Set exercise:
Exact reproduction of the data is required, with images excluded.

Records shown:
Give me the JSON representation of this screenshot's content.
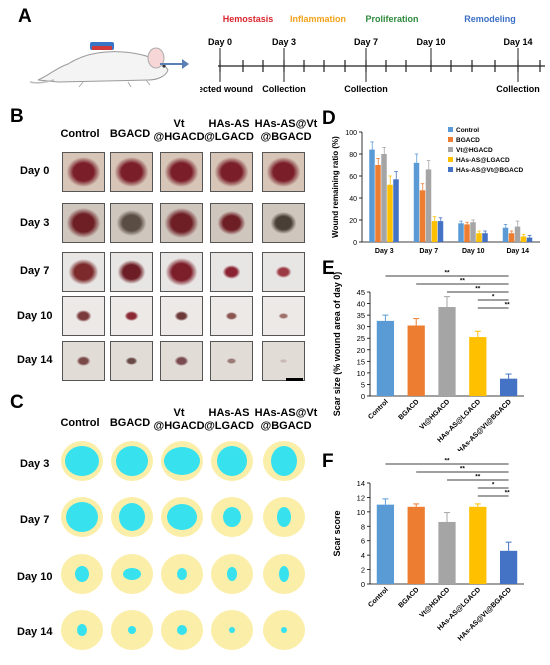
{
  "panels": {
    "A": "A",
    "B": "B",
    "C": "C",
    "D": "D",
    "E": "E",
    "F": "F"
  },
  "timeline": {
    "phases": [
      {
        "label": "Hemostasis",
        "color": "#d9262e"
      },
      {
        "label": "Inflammation",
        "color": "#f2a21a"
      },
      {
        "label": "Proliferation",
        "color": "#2f8a3c"
      },
      {
        "label": "Remodeling",
        "color": "#3a6fc4"
      }
    ],
    "days": [
      "Day 0",
      "Day 3",
      "Day 7",
      "Day 10",
      "Day 14"
    ],
    "events": [
      "Infected wound",
      "Collection",
      "Collection",
      "Collection"
    ]
  },
  "groups": [
    "Control",
    "BGACD",
    "Vt\n@HGACD",
    "HAs-AS\n@LGACD",
    "HAs-AS@Vt\n@BGACD"
  ],
  "photo_days": [
    "Day 0",
    "Day 3",
    "Day 7",
    "Day 10",
    "Day 14"
  ],
  "trace_days": [
    "Day 3",
    "Day 7",
    "Day 10",
    "Day 14"
  ],
  "chart_data": [
    {
      "type": "bar",
      "panel": "D",
      "categories": [
        "Day 3",
        "Day 7",
        "Day 10",
        "Day 14"
      ],
      "series": [
        {
          "name": "Control",
          "color": "#5b9bd5",
          "values": [
            84,
            72,
            17,
            13
          ],
          "errors": [
            7,
            8,
            2,
            3
          ]
        },
        {
          "name": "BGACD",
          "color": "#ed7d31",
          "values": [
            70,
            47,
            16,
            8
          ],
          "errors": [
            6,
            6,
            2,
            2
          ]
        },
        {
          "name": "Vt@HGACD",
          "color": "#a5a5a5",
          "values": [
            80,
            66,
            18,
            14
          ],
          "errors": [
            6,
            8,
            2,
            5
          ]
        },
        {
          "name": "HAs-AS@LGACD",
          "color": "#ffc000",
          "values": [
            52,
            19,
            8,
            5
          ],
          "errors": [
            8,
            4,
            2,
            2
          ]
        },
        {
          "name": "HAs-AS@Vt@BGACD",
          "color": "#4472c4",
          "values": [
            57,
            19,
            8,
            4
          ],
          "errors": [
            7,
            3,
            2,
            2
          ]
        }
      ],
      "ylabel": "Wound remaining ratio (%)",
      "ylim": [
        0,
        100
      ],
      "yticks": [
        "0",
        "20",
        "40",
        "60",
        "80",
        "100"
      ]
    },
    {
      "type": "bar",
      "panel": "E",
      "categories": [
        "Control",
        "BGACD",
        "Vt@HGACD",
        "HAs-AS@LGACD",
        "HAs-AS@Vt@BGACD"
      ],
      "colors": [
        "#5b9bd5",
        "#ed7d31",
        "#a5a5a5",
        "#ffc000",
        "#4472c4"
      ],
      "values": [
        32.5,
        30.5,
        38.5,
        25.5,
        7.5
      ],
      "errors": [
        2.5,
        3,
        4.5,
        2.5,
        2
      ],
      "ylabel": "Scar size (% wound area of day 0)",
      "ylim": [
        0,
        45
      ],
      "yticks": [
        "0",
        "5",
        "10",
        "15",
        "20",
        "25",
        "30",
        "35",
        "40",
        "45"
      ],
      "significance": [
        "**",
        "**",
        "**",
        "*",
        "**"
      ]
    },
    {
      "type": "bar",
      "panel": "F",
      "categories": [
        "Control",
        "BGACD",
        "Vt@HGACD",
        "HAs-AS@LGACD",
        "HAs-AS@Vt@BGACD"
      ],
      "colors": [
        "#5b9bd5",
        "#ed7d31",
        "#a5a5a5",
        "#ffc000",
        "#4472c4"
      ],
      "values": [
        11,
        10.7,
        8.6,
        10.7,
        4.6
      ],
      "errors": [
        0.8,
        0.4,
        1.3,
        0.4,
        1.2
      ],
      "ylabel": "Scar score",
      "ylim": [
        0,
        14
      ],
      "yticks": [
        "0",
        "2",
        "4",
        "6",
        "8",
        "10",
        "12",
        "14"
      ],
      "significance": [
        "**",
        "**",
        "**",
        "*",
        "**"
      ]
    }
  ]
}
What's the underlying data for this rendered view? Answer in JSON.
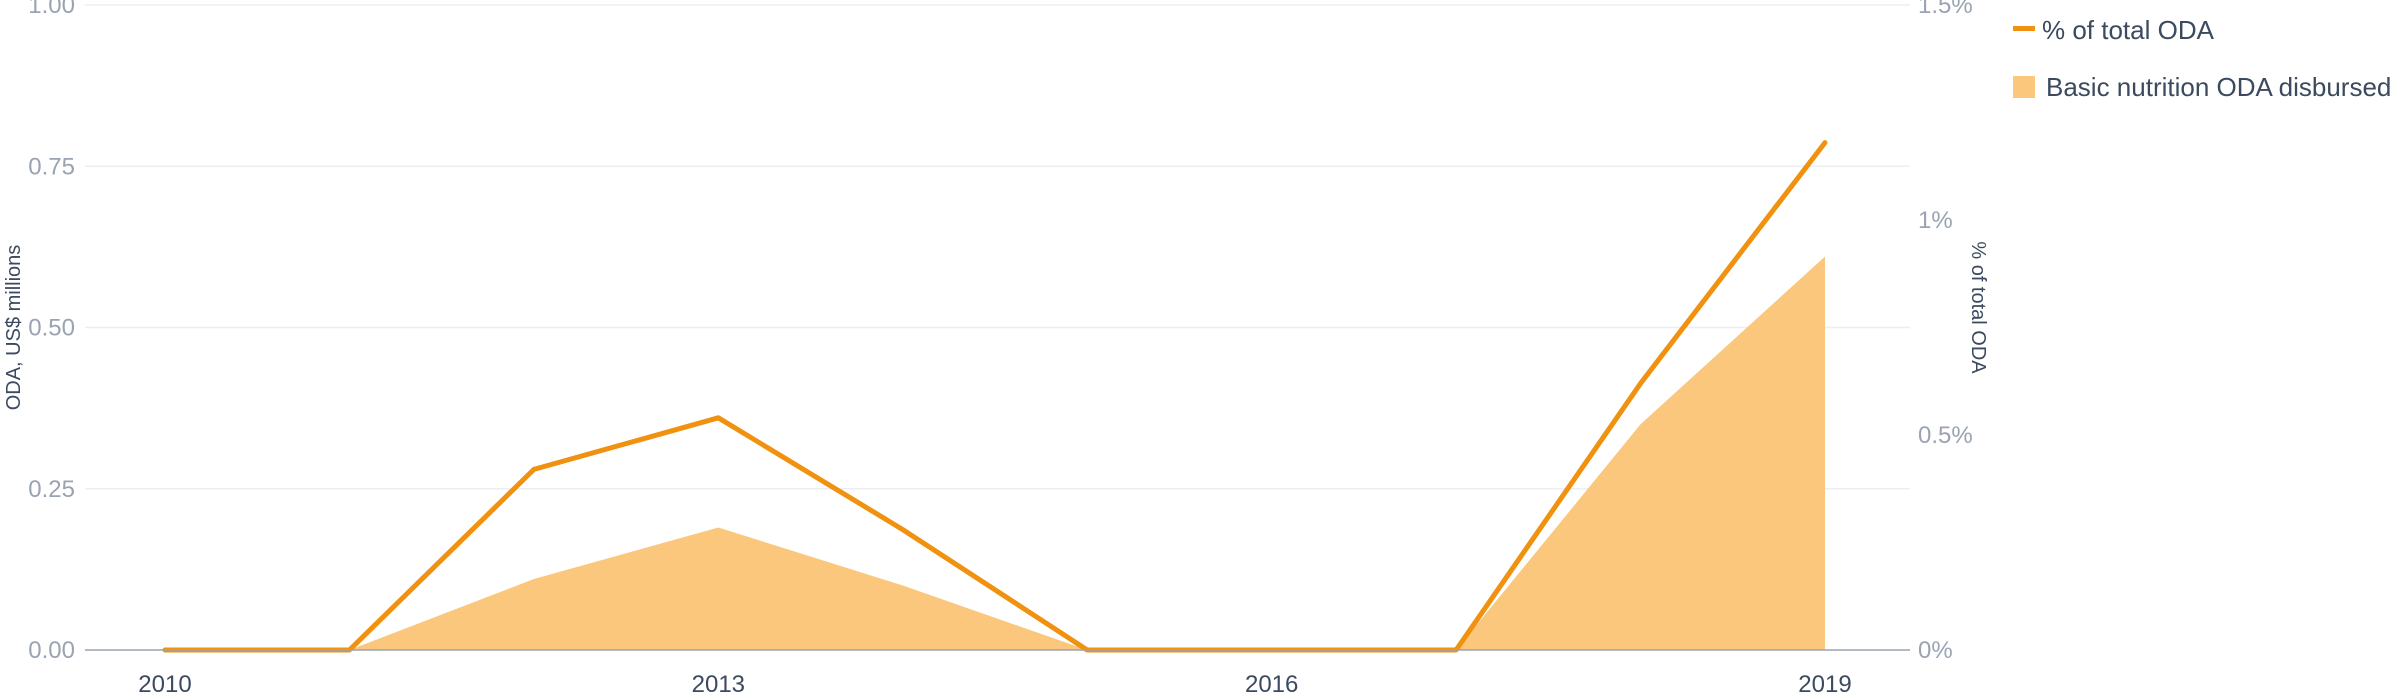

Exercise answer:
Give me the JSON representation of this screenshot's content.
{
  "panels": {
    "A": "A",
    "B": "B",
    "C": "C",
    "D": "D",
    "E": "E",
    "F": "F"
  },
  "timeline": {
    "phases": [
      {
        "label": "Hemostasis",
        "color": "#d9262e"
      },
      {
        "label": "Inflammation",
        "color": "#f2a21a"
      },
      {
        "label": "Proliferation",
        "color": "#2f8a3c"
      },
      {
        "label": "Remodeling",
        "color": "#3a6fc4"
      }
    ],
    "days": [
      "Day 0",
      "Day 3",
      "Day 7",
      "Day 10",
      "Day 14"
    ],
    "events": [
      "Infected wound",
      "Collection",
      "Collection",
      "Collection"
    ]
  },
  "groups": [
    "Control",
    "BGACD",
    "Vt\n@HGACD",
    "HAs-AS\n@LGACD",
    "HAs-AS@Vt\n@BGACD"
  ],
  "photo_days": [
    "Day 0",
    "Day 3",
    "Day 7",
    "Day 10",
    "Day 14"
  ],
  "trace_days": [
    "Day 3",
    "Day 7",
    "Day 10",
    "Day 14"
  ],
  "chart_data": [
    {
      "type": "bar",
      "panel": "D",
      "categories": [
        "Day 3",
        "Day 7",
        "Day 10",
        "Day 14"
      ],
      "series": [
        {
          "name": "Control",
          "color": "#5b9bd5",
          "values": [
            84,
            72,
            17,
            13
          ],
          "errors": [
            7,
            8,
            2,
            3
          ]
        },
        {
          "name": "BGACD",
          "color": "#ed7d31",
          "values": [
            70,
            47,
            16,
            8
          ],
          "errors": [
            6,
            6,
            2,
            2
          ]
        },
        {
          "name": "Vt@HGACD",
          "color": "#a5a5a5",
          "values": [
            80,
            66,
            18,
            14
          ],
          "errors": [
            6,
            8,
            2,
            5
          ]
        },
        {
          "name": "HAs-AS@LGACD",
          "color": "#ffc000",
          "values": [
            52,
            19,
            8,
            5
          ],
          "errors": [
            8,
            4,
            2,
            2
          ]
        },
        {
          "name": "HAs-AS@Vt@BGACD",
          "color": "#4472c4",
          "values": [
            57,
            19,
            8,
            4
          ],
          "errors": [
            7,
            3,
            2,
            2
          ]
        }
      ],
      "ylabel": "Wound remaining ratio (%)",
      "ylim": [
        0,
        100
      ],
      "yticks": [
        "0",
        "20",
        "40",
        "60",
        "80",
        "100"
      ]
    },
    {
      "type": "bar",
      "panel": "E",
      "categories": [
        "Control",
        "BGACD",
        "Vt@HGACD",
        "HAs-AS@LGACD",
        "HAs-AS@Vt@BGACD"
      ],
      "colors": [
        "#5b9bd5",
        "#ed7d31",
        "#a5a5a5",
        "#ffc000",
        "#4472c4"
      ],
      "values": [
        32.5,
        30.5,
        38.5,
        25.5,
        7.5
      ],
      "errors": [
        2.5,
        3,
        4.5,
        2.5,
        2
      ],
      "ylabel": "Scar size (% wound area of day 0)",
      "ylim": [
        0,
        45
      ],
      "yticks": [
        "0",
        "5",
        "10",
        "15",
        "20",
        "25",
        "30",
        "35",
        "40",
        "45"
      ],
      "significance": [
        "**",
        "**",
        "**",
        "*",
        "**"
      ]
    },
    {
      "type": "bar",
      "panel": "F",
      "categories": [
        "Control",
        "BGACD",
        "Vt@HGACD",
        "HAs-AS@LGACD",
        "HAs-AS@Vt@BGACD"
      ],
      "colors": [
        "#5b9bd5",
        "#ed7d31",
        "#a5a5a5",
        "#ffc000",
        "#4472c4"
      ],
      "values": [
        11,
        10.7,
        8.6,
        10.7,
        4.6
      ],
      "errors": [
        0.8,
        0.4,
        1.3,
        0.4,
        1.2
      ],
      "ylabel": "Scar score",
      "ylim": [
        0,
        14
      ],
      "yticks": [
        "0",
        "2",
        "4",
        "6",
        "8",
        "10",
        "12",
        "14"
      ],
      "significance": [
        "**",
        "**",
        "**",
        "*",
        "**"
      ]
    }
  ]
}
What's the underlying data for this rendered view? Answer in JSON.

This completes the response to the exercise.